Stored data
□ □ □ □ □
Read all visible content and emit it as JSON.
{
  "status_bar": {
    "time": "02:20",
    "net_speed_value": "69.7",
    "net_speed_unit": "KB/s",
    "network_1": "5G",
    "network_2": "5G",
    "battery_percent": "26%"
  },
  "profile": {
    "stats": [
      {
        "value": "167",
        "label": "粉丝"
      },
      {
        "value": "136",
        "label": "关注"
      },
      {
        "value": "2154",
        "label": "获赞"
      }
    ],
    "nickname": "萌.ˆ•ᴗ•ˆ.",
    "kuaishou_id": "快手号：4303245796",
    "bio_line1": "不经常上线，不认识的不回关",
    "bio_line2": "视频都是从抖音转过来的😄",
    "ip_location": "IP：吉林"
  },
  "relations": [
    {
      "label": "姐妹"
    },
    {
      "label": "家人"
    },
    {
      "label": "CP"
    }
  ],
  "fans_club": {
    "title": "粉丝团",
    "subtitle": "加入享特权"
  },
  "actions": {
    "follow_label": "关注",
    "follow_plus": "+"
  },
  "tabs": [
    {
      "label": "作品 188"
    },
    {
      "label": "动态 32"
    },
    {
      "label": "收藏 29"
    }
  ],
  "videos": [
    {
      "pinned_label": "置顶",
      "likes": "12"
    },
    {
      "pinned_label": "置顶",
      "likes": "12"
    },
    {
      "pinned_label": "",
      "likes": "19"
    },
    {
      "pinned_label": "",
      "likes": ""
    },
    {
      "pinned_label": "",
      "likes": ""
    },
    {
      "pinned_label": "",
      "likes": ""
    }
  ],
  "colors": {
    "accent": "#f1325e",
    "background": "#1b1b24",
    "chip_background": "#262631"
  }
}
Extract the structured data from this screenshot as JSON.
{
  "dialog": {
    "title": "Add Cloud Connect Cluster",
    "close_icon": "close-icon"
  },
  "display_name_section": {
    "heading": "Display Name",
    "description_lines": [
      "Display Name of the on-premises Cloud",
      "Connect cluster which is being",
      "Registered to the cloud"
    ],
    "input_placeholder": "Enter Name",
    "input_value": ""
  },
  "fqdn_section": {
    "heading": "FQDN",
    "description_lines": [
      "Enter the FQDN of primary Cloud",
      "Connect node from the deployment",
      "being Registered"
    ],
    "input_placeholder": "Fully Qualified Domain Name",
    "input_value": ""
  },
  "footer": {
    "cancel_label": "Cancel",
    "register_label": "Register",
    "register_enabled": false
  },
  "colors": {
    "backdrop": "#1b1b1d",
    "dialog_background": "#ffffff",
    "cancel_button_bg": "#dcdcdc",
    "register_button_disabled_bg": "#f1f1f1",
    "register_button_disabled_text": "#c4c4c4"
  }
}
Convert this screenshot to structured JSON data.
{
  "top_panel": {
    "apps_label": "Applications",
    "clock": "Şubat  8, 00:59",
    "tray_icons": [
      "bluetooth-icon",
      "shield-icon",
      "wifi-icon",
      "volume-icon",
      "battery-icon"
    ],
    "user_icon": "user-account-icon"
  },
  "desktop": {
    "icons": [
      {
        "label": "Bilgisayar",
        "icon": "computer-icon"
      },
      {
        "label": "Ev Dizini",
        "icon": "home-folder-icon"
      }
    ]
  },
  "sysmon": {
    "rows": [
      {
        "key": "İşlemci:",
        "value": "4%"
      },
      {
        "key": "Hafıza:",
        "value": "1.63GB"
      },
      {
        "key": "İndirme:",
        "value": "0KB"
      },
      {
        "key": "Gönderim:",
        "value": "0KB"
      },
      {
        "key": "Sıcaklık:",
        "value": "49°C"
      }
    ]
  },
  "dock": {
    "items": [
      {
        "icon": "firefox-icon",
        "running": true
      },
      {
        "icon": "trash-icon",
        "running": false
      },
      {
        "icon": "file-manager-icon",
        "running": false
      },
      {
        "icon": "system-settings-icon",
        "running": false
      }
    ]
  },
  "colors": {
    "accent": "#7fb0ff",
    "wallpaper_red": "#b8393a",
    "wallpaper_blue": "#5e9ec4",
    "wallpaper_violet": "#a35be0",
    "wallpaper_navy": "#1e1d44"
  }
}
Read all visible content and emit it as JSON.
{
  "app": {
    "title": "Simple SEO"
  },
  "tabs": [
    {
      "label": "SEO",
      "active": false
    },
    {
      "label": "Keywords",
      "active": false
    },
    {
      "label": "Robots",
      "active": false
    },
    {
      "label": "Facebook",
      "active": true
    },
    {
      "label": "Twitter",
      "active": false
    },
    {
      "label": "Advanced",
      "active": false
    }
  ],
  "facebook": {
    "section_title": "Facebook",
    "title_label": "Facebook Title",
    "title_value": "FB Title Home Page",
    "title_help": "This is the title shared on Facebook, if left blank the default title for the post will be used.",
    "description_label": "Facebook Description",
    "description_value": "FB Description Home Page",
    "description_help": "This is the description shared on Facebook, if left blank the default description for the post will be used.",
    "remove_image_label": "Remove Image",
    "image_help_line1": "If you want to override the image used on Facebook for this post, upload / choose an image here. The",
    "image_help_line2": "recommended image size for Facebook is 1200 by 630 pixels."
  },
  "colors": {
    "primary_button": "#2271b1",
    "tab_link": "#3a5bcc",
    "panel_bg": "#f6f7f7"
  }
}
□ □ □ □ □
> _What to work on_
Write out the entire listing exactly.

> _The answer_
Read all visible content and emit it as JSON.
{
  "status_bar": {
    "time": "02:20",
    "net_speed_value": "69.7",
    "net_speed_unit": "KB/s",
    "network_1": "5G",
    "network_2": "5G",
    "battery_percent": "26%"
  },
  "profile": {
    "stats": [
      {
        "value": "167",
        "label": "粉丝"
      },
      {
        "value": "136",
        "label": "关注"
      },
      {
        "value": "2154",
        "label": "获赞"
      }
    ],
    "nickname": "萌.ˆ•ᴗ•ˆ.",
    "kuaishou_id": "快手号：4303245796",
    "bio_line1": "不经常上线，不认识的不回关",
    "bio_line2": "视频都是从抖音转过来的😄",
    "ip_location": "IP：吉林"
  },
  "relations": [
    {
      "label": "姐妹"
    },
    {
      "label": "家人"
    },
    {
      "label": "CP"
    }
  ],
  "fans_club": {
    "title": "粉丝团",
    "subtitle": "加入享特权"
  },
  "actions": {
    "follow_label": "关注",
    "follow_plus": "+"
  },
  "tabs": [
    {
      "label": "作品 188"
    },
    {
      "label": "动态 32"
    },
    {
      "label": "收藏 29"
    }
  ],
  "videos": [
    {
      "pinned_label": "置顶",
      "likes": "12"
    },
    {
      "pinned_label": "置顶",
      "likes": "12"
    },
    {
      "pinned_label": "",
      "likes": "19"
    },
    {
      "pinned_label": "",
      "likes": ""
    },
    {
      "pinned_label": "",
      "likes": ""
    },
    {
      "pinned_label": "",
      "likes": ""
    }
  ],
  "colors": {
    "accent": "#f1325e",
    "background": "#1b1b24",
    "chip_background": "#262631"
  }
}
Extract the structured data from this screenshot as JSON.
{
  "dialog": {
    "title": "Add Cloud Connect Cluster",
    "close_icon": "close-icon"
  },
  "display_name_section": {
    "heading": "Display Name",
    "description_lines": [
      "Display Name of the on-premises Cloud",
      "Connect cluster which is being",
      "Registered to the cloud"
    ],
    "input_placeholder": "Enter Name",
    "input_value": ""
  },
  "fqdn_section": {
    "heading": "FQDN",
    "description_lines": [
      "Enter the FQDN of primary Cloud",
      "Connect node from the deployment",
      "being Registered"
    ],
    "input_placeholder": "Fully Qualified Domain Name",
    "input_value": ""
  },
  "footer": {
    "cancel_label": "Cancel",
    "register_label": "Register",
    "register_enabled": false
  },
  "colors": {
    "backdrop": "#1b1b1d",
    "dialog_background": "#ffffff",
    "cancel_button_bg": "#dcdcdc",
    "register_button_disabled_bg": "#f1f1f1",
    "register_button_disabled_text": "#c4c4c4"
  }
}
Convert this screenshot to structured JSON data.
{
  "top_panel": {
    "apps_label": "Applications",
    "clock": "Şubat  8, 00:59",
    "tray_icons": [
      "bluetooth-icon",
      "shield-icon",
      "wifi-icon",
      "volume-icon",
      "battery-icon"
    ],
    "user_icon": "user-account-icon"
  },
  "desktop": {
    "icons": [
      {
        "label": "Bilgisayar",
        "icon": "computer-icon"
      },
      {
        "label": "Ev Dizini",
        "icon": "home-folder-icon"
      }
    ]
  },
  "sysmon": {
    "rows": [
      {
        "key": "İşlemci:",
        "value": "4%"
      },
      {
        "key": "Hafıza:",
        "value": "1.63GB"
      },
      {
        "key": "İndirme:",
        "value": "0KB"
      },
      {
        "key": "Gönderim:",
        "value": "0KB"
      },
      {
        "key": "Sıcaklık:",
        "value": "49°C"
      }
    ]
  },
  "dock": {
    "items": [
      {
        "icon": "firefox-icon",
        "running": true
      },
      {
        "icon": "trash-icon",
        "running": false
      },
      {
        "icon": "file-manager-icon",
        "running": false
      },
      {
        "icon": "system-settings-icon",
        "running": false
      }
    ]
  },
  "colors": {
    "accent": "#7fb0ff",
    "wallpaper_red": "#b8393a",
    "wallpaper_blue": "#5e9ec4",
    "wallpaper_violet": "#a35be0",
    "wallpaper_navy": "#1e1d44"
  }
}
Read all visible content and emit it as JSON.
{
  "app": {
    "title": "Simple SEO"
  },
  "tabs": [
    {
      "label": "SEO",
      "active": false
    },
    {
      "label": "Keywords",
      "active": false
    },
    {
      "label": "Robots",
      "active": false
    },
    {
      "label": "Facebook",
      "active": true
    },
    {
      "label": "Twitter",
      "active": false
    },
    {
      "label": "Advanced",
      "active": false
    }
  ],
  "facebook": {
    "section_title": "Facebook",
    "title_label": "Facebook Title",
    "title_value": "FB Title Home Page",
    "title_help": "This is the title shared on Facebook, if left blank the default title for the post will be used.",
    "description_label": "Facebook Description",
    "description_value": "FB Description Home Page",
    "description_help": "This is the description shared on Facebook, if left blank the default description for the post will be used.",
    "remove_image_label": "Remove Image",
    "image_help_line1": "If you want to override the image used on Facebook for this post, upload / choose an image here. The",
    "image_help_line2": "recommended image size for Facebook is 1200 by 630 pixels."
  },
  "colors": {
    "primary_button": "#2271b1",
    "tab_link": "#3a5bcc",
    "panel_bg": "#f6f7f7"
  }
}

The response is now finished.